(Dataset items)
.....

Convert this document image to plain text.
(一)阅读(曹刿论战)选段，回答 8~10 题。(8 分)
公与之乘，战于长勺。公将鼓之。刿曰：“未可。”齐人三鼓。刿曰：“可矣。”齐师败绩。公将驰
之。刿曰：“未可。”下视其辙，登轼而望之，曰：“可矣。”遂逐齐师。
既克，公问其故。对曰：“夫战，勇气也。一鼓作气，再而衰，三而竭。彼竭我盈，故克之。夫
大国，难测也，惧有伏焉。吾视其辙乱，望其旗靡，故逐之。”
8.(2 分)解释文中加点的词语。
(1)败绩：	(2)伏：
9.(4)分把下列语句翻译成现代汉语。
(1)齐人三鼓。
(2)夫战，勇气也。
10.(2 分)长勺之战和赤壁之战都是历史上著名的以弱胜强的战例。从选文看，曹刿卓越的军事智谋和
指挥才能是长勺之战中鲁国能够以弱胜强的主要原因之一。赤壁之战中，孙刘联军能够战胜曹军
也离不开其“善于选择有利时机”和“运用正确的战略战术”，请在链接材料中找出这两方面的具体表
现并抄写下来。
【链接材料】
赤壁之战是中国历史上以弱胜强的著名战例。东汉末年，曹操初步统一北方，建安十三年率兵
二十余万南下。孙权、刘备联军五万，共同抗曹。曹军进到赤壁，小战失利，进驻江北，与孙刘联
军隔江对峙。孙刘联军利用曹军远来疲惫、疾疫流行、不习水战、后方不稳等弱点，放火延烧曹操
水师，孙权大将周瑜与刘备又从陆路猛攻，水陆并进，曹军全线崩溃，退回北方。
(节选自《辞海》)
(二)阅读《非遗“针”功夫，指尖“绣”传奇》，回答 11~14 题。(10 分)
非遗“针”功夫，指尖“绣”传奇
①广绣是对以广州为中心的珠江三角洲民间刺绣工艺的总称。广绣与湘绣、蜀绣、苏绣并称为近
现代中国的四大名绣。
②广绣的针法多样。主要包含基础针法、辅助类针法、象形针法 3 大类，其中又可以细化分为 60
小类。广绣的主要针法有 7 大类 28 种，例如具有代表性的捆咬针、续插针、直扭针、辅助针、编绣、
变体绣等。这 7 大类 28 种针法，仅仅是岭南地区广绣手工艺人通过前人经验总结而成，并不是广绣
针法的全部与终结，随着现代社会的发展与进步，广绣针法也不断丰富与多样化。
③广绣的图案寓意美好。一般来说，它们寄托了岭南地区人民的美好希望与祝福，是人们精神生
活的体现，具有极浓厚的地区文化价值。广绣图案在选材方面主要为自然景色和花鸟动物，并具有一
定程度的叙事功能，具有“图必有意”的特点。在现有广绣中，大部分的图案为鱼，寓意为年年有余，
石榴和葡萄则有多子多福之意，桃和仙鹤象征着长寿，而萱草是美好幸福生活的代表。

.....

Your task is to retype all of the records exactly.

### ANSWER TO THIS TASK
Convert this document image to plain text.
(一)阅读(曹刿论战)选段，回答 8~10 题。(8 分)
公与之乘，战于长勺。公将鼓之。刿曰：“未可。”齐人三鼓。刿曰：“可矣。”齐师败绩。公将驰
之。刿曰：“未可。”下视其辙，登轼而望之，曰：“可矣。”遂逐齐师。
既克，公问其故。对曰：“夫战，勇气也。一鼓作气，再而衰，三而竭。彼竭我盈，故克之。夫
大国，难测也，惧有伏焉。吾视其辙乱，望其旗靡，故逐之。”
8.(2 分)解释文中加点的词语。
(1)败绩：	(2)伏：
9.(4)分把下列语句翻译成现代汉语。
(1)齐人三鼓。
(2)夫战，勇气也。
10.(2 分)长勺之战和赤壁之战都是历史上著名的以弱胜强的战例。从选文看，曹刿卓越的军事智谋和
指挥才能是长勺之战中鲁国能够以弱胜强的主要原因之一。赤壁之战中，孙刘联军能够战胜曹军
也离不开其“善于选择有利时机”和“运用正确的战略战术”，请在链接材料中找出这两方面的具体表
现并抄写下来。
【链接材料】
赤壁之战是中国历史上以弱胜强的著名战例。东汉末年，曹操初步统一北方，建安十三年率兵
二十余万南下。孙权、刘备联军五万，共同抗曹。曹军进到赤壁，小战失利，进驻江北，与孙刘联
军隔江对峙。孙刘联军利用曹军远来疲惫、疾疫流行、不习水战、后方不稳等弱点，放火延烧曹操
水师，孙权大将周瑜与刘备又从陆路猛攻，水陆并进，曹军全线崩溃，退回北方。
(节选自《辞海》)
(二)阅读《非遗“针”功夫，指尖“绣”传奇》，回答 11~14 题。(10 分)
非遗“针”功夫，指尖“绣”传奇
①广绣是对以广州为中心的珠江三角洲民间刺绣工艺的总称。广绣与湘绣、蜀绣、苏绣并称为近
现代中国的四大名绣。
②广绣的针法多样。主要包含基础针法、辅助类针法、象形针法 3 大类，其中又可以细化分为 60
小类。广绣的主要针法有 7 大类 28 种，例如具有代表性的捆咬针、续插针、直扭针、辅助针、编绣、
变体绣等。这 7 大类 28 种针法，仅仅是岭南地区广绣手工艺人通过前人经验总结而成，并不是广绣
针法的全部与终结，随着现代社会的发展与进步，广绣针法也不断丰富与多样化。
③广绣的图案寓意美好。一般来说，它们寄托了岭南地区人民的美好希望与祝福，是人们精神生
活的体现，具有极浓厚的地区文化价值。广绣图案在选材方面主要为自然景色和花鸟动物，并具有一
定程度的叙事功能，具有“图必有意”的特点。在现有广绣中，大部分的图案为鱼，寓意为年年有余，
石榴和葡萄则有多子多福之意，桃和仙鹤象征着长寿，而萱草是美好幸福生活的代表。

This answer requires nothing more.